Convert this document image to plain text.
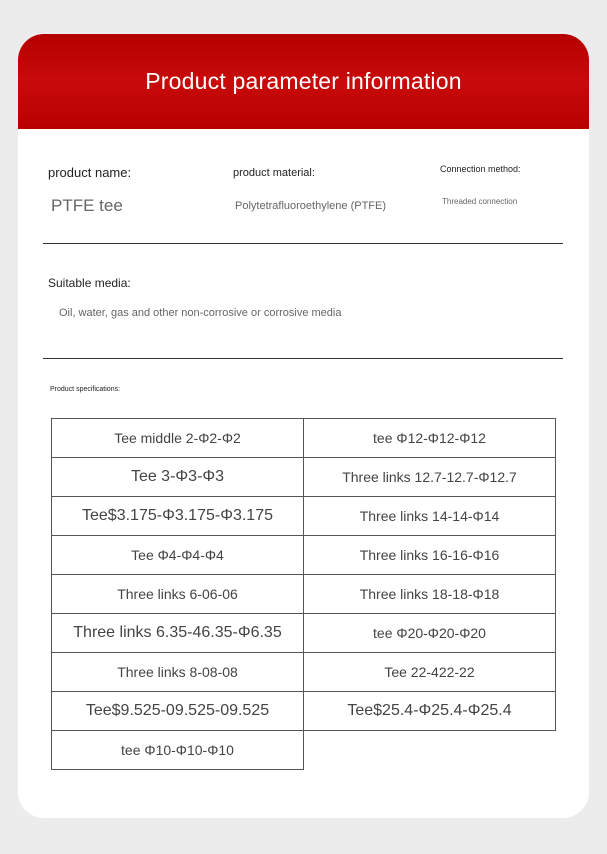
Product parameter information
product name:
PTFE tee
product material:
Polytetrafluoroethylene (PTFE)
Connection method:
Threaded connection
Suitable media:
Oil, water, gas and other non-corrosive or corrosive media
Product specifications:
Tee middle 2-Φ2-Φ2	tee Φ12-Φ12-Φ12
Tee 3-Φ3-Φ3	Three links 12.7-12.7-Φ12.7
Tee$3.175-Φ3.175-Φ3.175	Three links 14-14-Φ14
Tee Φ4-Φ4-Φ4	Three links 16-16-Φ16
Three links 6-06-06	Three links 18-18-Φ18
Three links 6.35-46.35-Φ6.35	tee Φ20-Φ20-Φ20
Three links 8-08-08	Tee 22-422-22
Tee$9.525-09.525-09.525	Tee$25.4-Φ25.4-Φ25.4
tee Φ10-Φ10-Φ10	
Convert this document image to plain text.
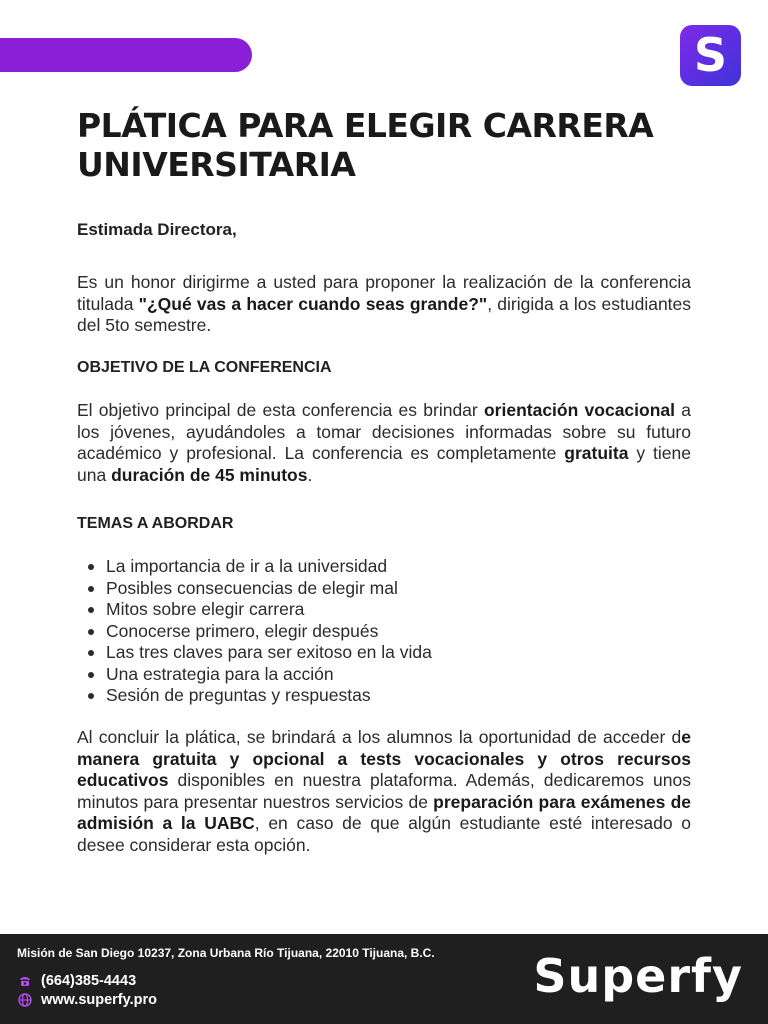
S
PLÁTICA PARA ELEGIR CARRERA
UNIVERSITARIA

Estimada Directora,

Es un honor dirigirme a usted para proponer la realización de la conferencia titulada "¿Qué vas a hacer cuando seas grande?", dirigida a los estudiantes del 5to semestre.

OBJETIVO DE LA CONFERENCIA

El objetivo principal de esta conferencia es brindar orientación vocacional a los jóvenes, ayudándoles a tomar decisiones informadas sobre su futuro académico y profesional. La conferencia es completamente gratuita y tiene una duración de 45 minutos.

TEMAS A ABORDAR
La importancia de ir a la universidad
Posibles consecuencias de elegir mal
Mitos sobre elegir carrera
Conocerse primero, elegir después
Las tres claves para ser exitoso en la vida
Una estrategia para la acción
Sesión de preguntas y respuestas

Al concluir la plática, se brindará a los alumnos la oportunidad de acceder de manera gratuita y opcional a tests vocacionales y otros recursos educativos disponibles en nuestra plataforma. Además, dedicaremos unos minutos para presentar nuestros servicios de preparación para exámenes de admisión a la UABC, en caso de que algún estudiante esté interesado o desee considerar esta opción.

Misión de San Diego 10237, Zona Urbana Río Tijuana, 22010 Tijuana, B.C.
(664)385-4443
www.superfy.pro	Superfy
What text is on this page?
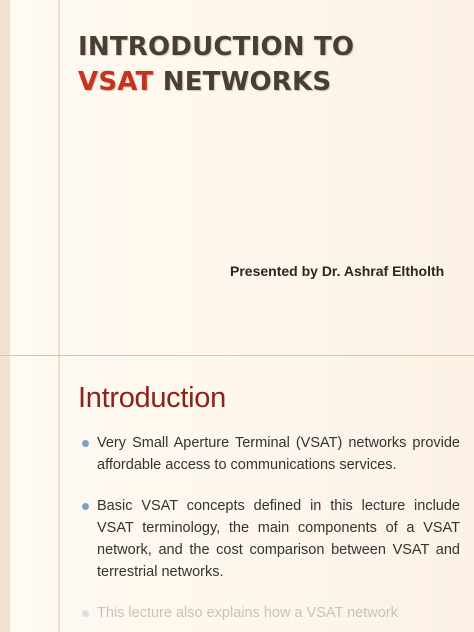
INTRODUCTION TO
VSAT NETWORKS
Presented by Dr. Ashraf Eltholth
Introduction
Very Small Aperture Terminal (VSAT) networks provide affordable access to communications services.
Basic VSAT concepts defined in this lecture include VSAT terminology, the main components of a VSAT network, and the cost comparison between VSAT and terrestrial networks.
This lecture also explains how a VSAT network
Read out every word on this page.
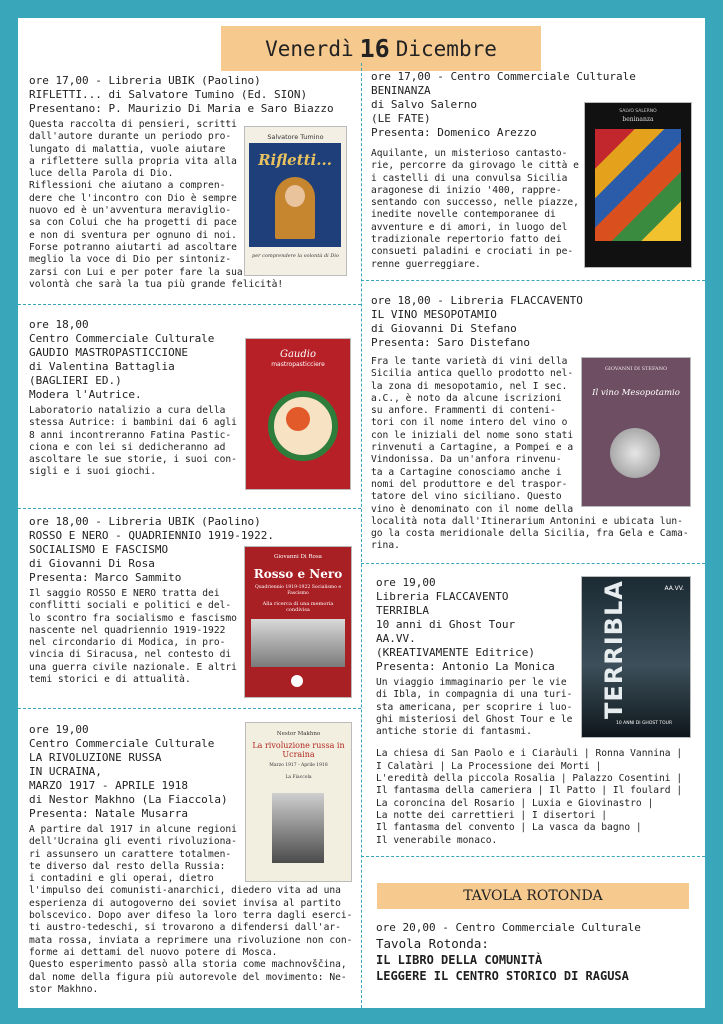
Venerdì 16 Dicembre
ore 17,00 - Libreria UBIK (Paolino)
RIFLETTI... di Salvatore Tumino (Ed. SION)
Presentano: P. Maurizio Di Maria e Saro Biazzo
Questa raccolta di pensieri, scritti
dall'autore durante un periodo pro-
lungato di malattia, vuole aiutare
a riflettere sulla propria vita alla
luce della Parola di Dio.
Riflessioni che aiutano a compren-
dere che l'incontro con Dio è sempre
nuovo ed è un'avventura meraviglio-
sa con Colui che ha progetti di pace
e non di sventura per ognuno di noi.
Forse potranno aiutarti ad ascoltare
meglio la voce di Dio per sintoniz-
zarsi con Lui e per poter fare la sua
volontà che sarà la tua più grande felicità!
Salvatore Tumino
Rifletti...
per comprendere la volontà di Dio
ore 18,00
Centro Commerciale Culturale
GAUDIO MASTROPASTICCIONE
di Valentina Battaglia
(BAGLIERI ED.)
Modera l'Autrice.
Laboratorio natalizio a cura della
stessa Autrice: i bambini dai 6 agli
8 anni incontreranno Fatina Pastic-
ciona e con lei si dedicheranno ad
ascoltare le sue storie, i suoi con-
sigli e i suoi giochi.
Gaudio
mastropasticciere
ore 18,00 - Libreria UBIK (Paolino)
ROSSO E NERO - QUADRIENNIO 1919-1922.
SOCIALISMO E FASCISMO
di Giovanni Di Rosa
Presenta: Marco Sammito
Il saggio ROSSO E NERO tratta dei
conflitti sociali e politici e del-
lo scontro fra socialismo e fascismo
nascente nel quadriennio 1919-1922
nel circondario di Modica, in pro-
vincia di Siracusa, nel contesto di
una guerra civile nazionale. E altri
temi storici e di attualità.
Giovanni Di Rosa
Rosso e Nero
Quadriennio 1919-1922 Socialismo e Fascismo
Alla ricerca di una memoria condivisa
ore 19,00
Centro Commerciale Culturale
LA RIVOLUZIONE RUSSA
IN UCRAINA,
MARZO 1917 - APRILE 1918
di Nestor Makhno (La Fiaccola)
Presenta: Natale Musarra
A partire dal 1917 in alcune regioni
dell'Ucraina gli eventi rivoluziona-
ri assunsero un carattere totalmen-
te diverso dal resto della Russia:
i contadini e gli operai, dietro
l'impulso dei comunisti-anarchici, diedero vita ad una
esperienza di autogoverno dei soviet invisa al partito
bolscevico. Dopo aver difeso la loro terra dagli eserci-
ti austro-tedeschi, si trovarono a difendersi dall'ar-
mata rossa, inviata a reprimere una rivoluzione non con-
forme ai dettami del nuovo potere di Mosca.
Questo esperimento passò alla storia come machnovščina,
dal nome della figura più autorevole del movimento: Ne-
stor Makhno.
Nestor Makhno
La rivoluzione russa in Ucraina
Marzo 1917 - Aprile 1918
La Fiaccola
ore 17,00 - Centro Commerciale Culturale
BENINANZA
di Salvo Salerno
(LE FATE)
Presenta: Domenico Arezzo
Aquilante, un misterioso cantasto-
rie, percorre da girovago le città e
i castelli di una convulsa Sicilia
aragonese di inizio '400, rappre-
sentando con successo, nelle piazze,
inedite novelle contemporanee di
avventure e di amori, in luogo del
tradizionale repertorio fatto dei
consueti paladini e crociati in pe-
renne guerreggiare.
SALVO SALERNO
beninanza
ore 18,00 - Libreria FLACCAVENTO
IL VINO MESOPOTAMIO
di Giovanni Di Stefano
Presenta: Saro Distefano
Fra le tante varietà di vini della
Sicilia antica quello prodotto nel-
la zona di mesopotamio, nel I sec.
a.C., è noto da alcune iscrizioni
su anfore. Frammenti di conteni-
tori con il nome intero del vino o
con le iniziali del nome sono stati
rinvenuti a Cartagine, a Pompei e a
Vindonissa. Da un'anfora rinvenu-
ta a Cartagine conosciamo anche i
nomi del produttore e del traspor-
tatore del vino siciliano. Questo
vino è denominato con il nome della
località nota dall'Itinerarium Antonini e ubicata lun-
go la costa meridionale della Sicilia, fra Gela e Cama-
rina.
GIOVANNI DI STEFANO
Il vino Mesopotamio
ore 19,00
Libreria FLACCAVENTO
TERRIBLA
10 anni di Ghost Tour
AA.VV.
(KREATIVAMENTE Editrice)
Presenta: Antonio La Monica
Un viaggio immaginario per le vie
di Ibla, in compagnia di una turi-
sta americana, per scoprire i luo-
ghi misteriosi del Ghost Tour e le
antiche storie di fantasmi.
La chiesa di San Paolo e i Ciaràuli | Ronna Vannina |
I Calatàri | La Processione dei Morti |
L'eredità della piccola Rosalia | Palazzo Cosentini |
Il fantasma della cameriera | Il Patto | Il foulard |
La coroncina del Rosario | Luxia e Giovinastro |
La notte dei carrettieri | I disertori |
Il fantasma del convento | La vasca da bagno |
Il venerabile monaco.
AA.VV.
TERRIBLA
10 ANNI DI GHOST TOUR
TAVOLA ROTONDA
ore 20,00 - Centro Commerciale Culturale
Tavola Rotonda:
IL LIBRO DELLA COMUNITÀ
LEGGERE IL CENTRO STORICO DI RAGUSA
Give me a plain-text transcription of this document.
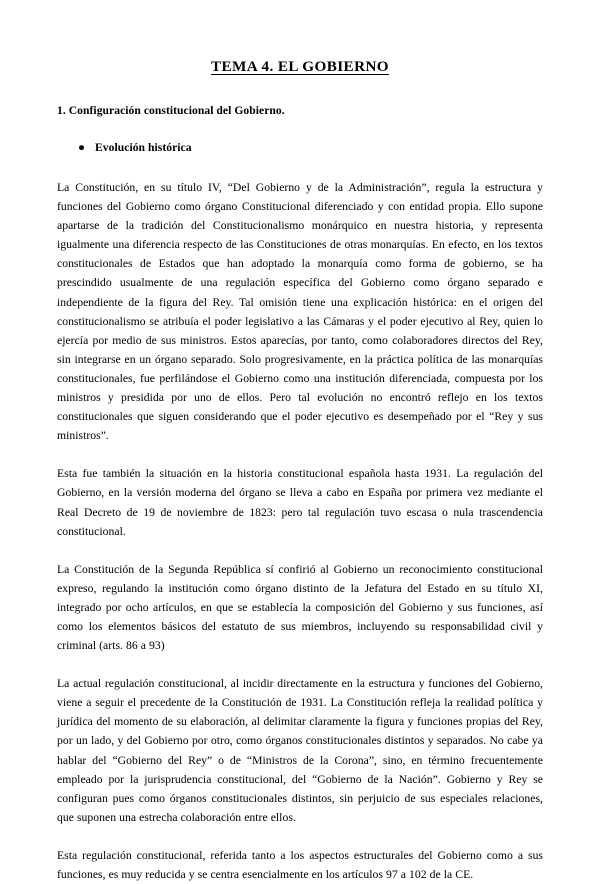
TEMA 4. EL GOBIERNO
1. Configuración constitucional del Gobierno.
● Evolución histórica

La Constitución, en su título IV, “Del Gobierno y de la Administración”, regula la estructura y funciones del Gobierno como órgano Constitucional diferenciado y con entidad propia. Ello supone apartarse de la tradición del Constitucionalismo monárquico en nuestra historia, y representa igualmente una diferencia respecto de las Constituciones de otras monarquías. En efecto, en los textos constitucionales de Estados que han adoptado la monarquía como forma de gobierno, se ha prescindido usualmente de una regulación específica del Gobierno como órgano separado e independiente de la figura del Rey. Tal omisión tiene una explicación histórica: en el origen del constitucionalismo se atribuía el poder legislativo a las Cámaras y el poder ejecutivo al Rey, quien lo ejercía por medio de sus ministros. Estos aparecías, por tanto, como colaboradores directos del Rey, sin integrarse en un órgano separado. Solo progresivamente, en la práctica política de las monarquías constitucionales, fue perfilándose el Gobierno como una institución diferenciada, compuesta por los ministros y presidida por uno de ellos. Pero tal evolución no encontró reflejo en los textos constitucionales que siguen considerando que el poder ejecutivo es desempeñado por el “Rey y sus ministros”.

Esta fue también la situación en la historia constitucional española hasta 1931. La regulación del Gobierno, en la versión moderna del órgano se lleva a cabo en España por primera vez mediante el Real Decreto de 19 de noviembre de 1823: pero tal regulación tuvo escasa o nula trascendencia constitucional.

La Constitución de la Segunda República sí confirió al Gobierno un reconocimiento constitucional expreso, regulando la institución como órgano distinto de la Jefatura del Estado en su título XI, integrado por ocho artículos, en que se establecía la composición del Gobierno y sus funciones, así como los elementos básicos del estatuto de sus miembros, incluyendo su responsabilidad civil y criminal (arts. 86 a 93)

La actual regulación constitucional, al incidir directamente en la estructura y funciones del Gobierno, viene a seguir el precedente de la Constitución de 1931. La Constitución refleja la realidad política y jurídica del momento de su elaboración, al delimitar claramente la figura y funciones propias del Rey, por un lado, y del Gobierno por otro, como órganos constitucionales distintos y separados. No cabe ya hablar del “Gobierno del Rey” o de “Ministros de la Corona”, sino, en término frecuentemente empleado por la jurisprudencia constitucional, del “Gobierno de la Nación”. Gobierno y Rey se configuran pues como órganos constitucionales distintos, sin perjuicio de sus especiales relaciones, que suponen una estrecha colaboración entre ellos.

Esta regulación constitucional, referida tanto a los aspectos estructurales del Gobierno como a sus funciones, es muy reducida y se centra esencialmente en los artículos 97 a 102 de la CE.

··········

__Your task__
Extract all lines containing the word "storie".

__The output__
ascoltare le sue storie, i suoi con-
antiche storie di fantasmi.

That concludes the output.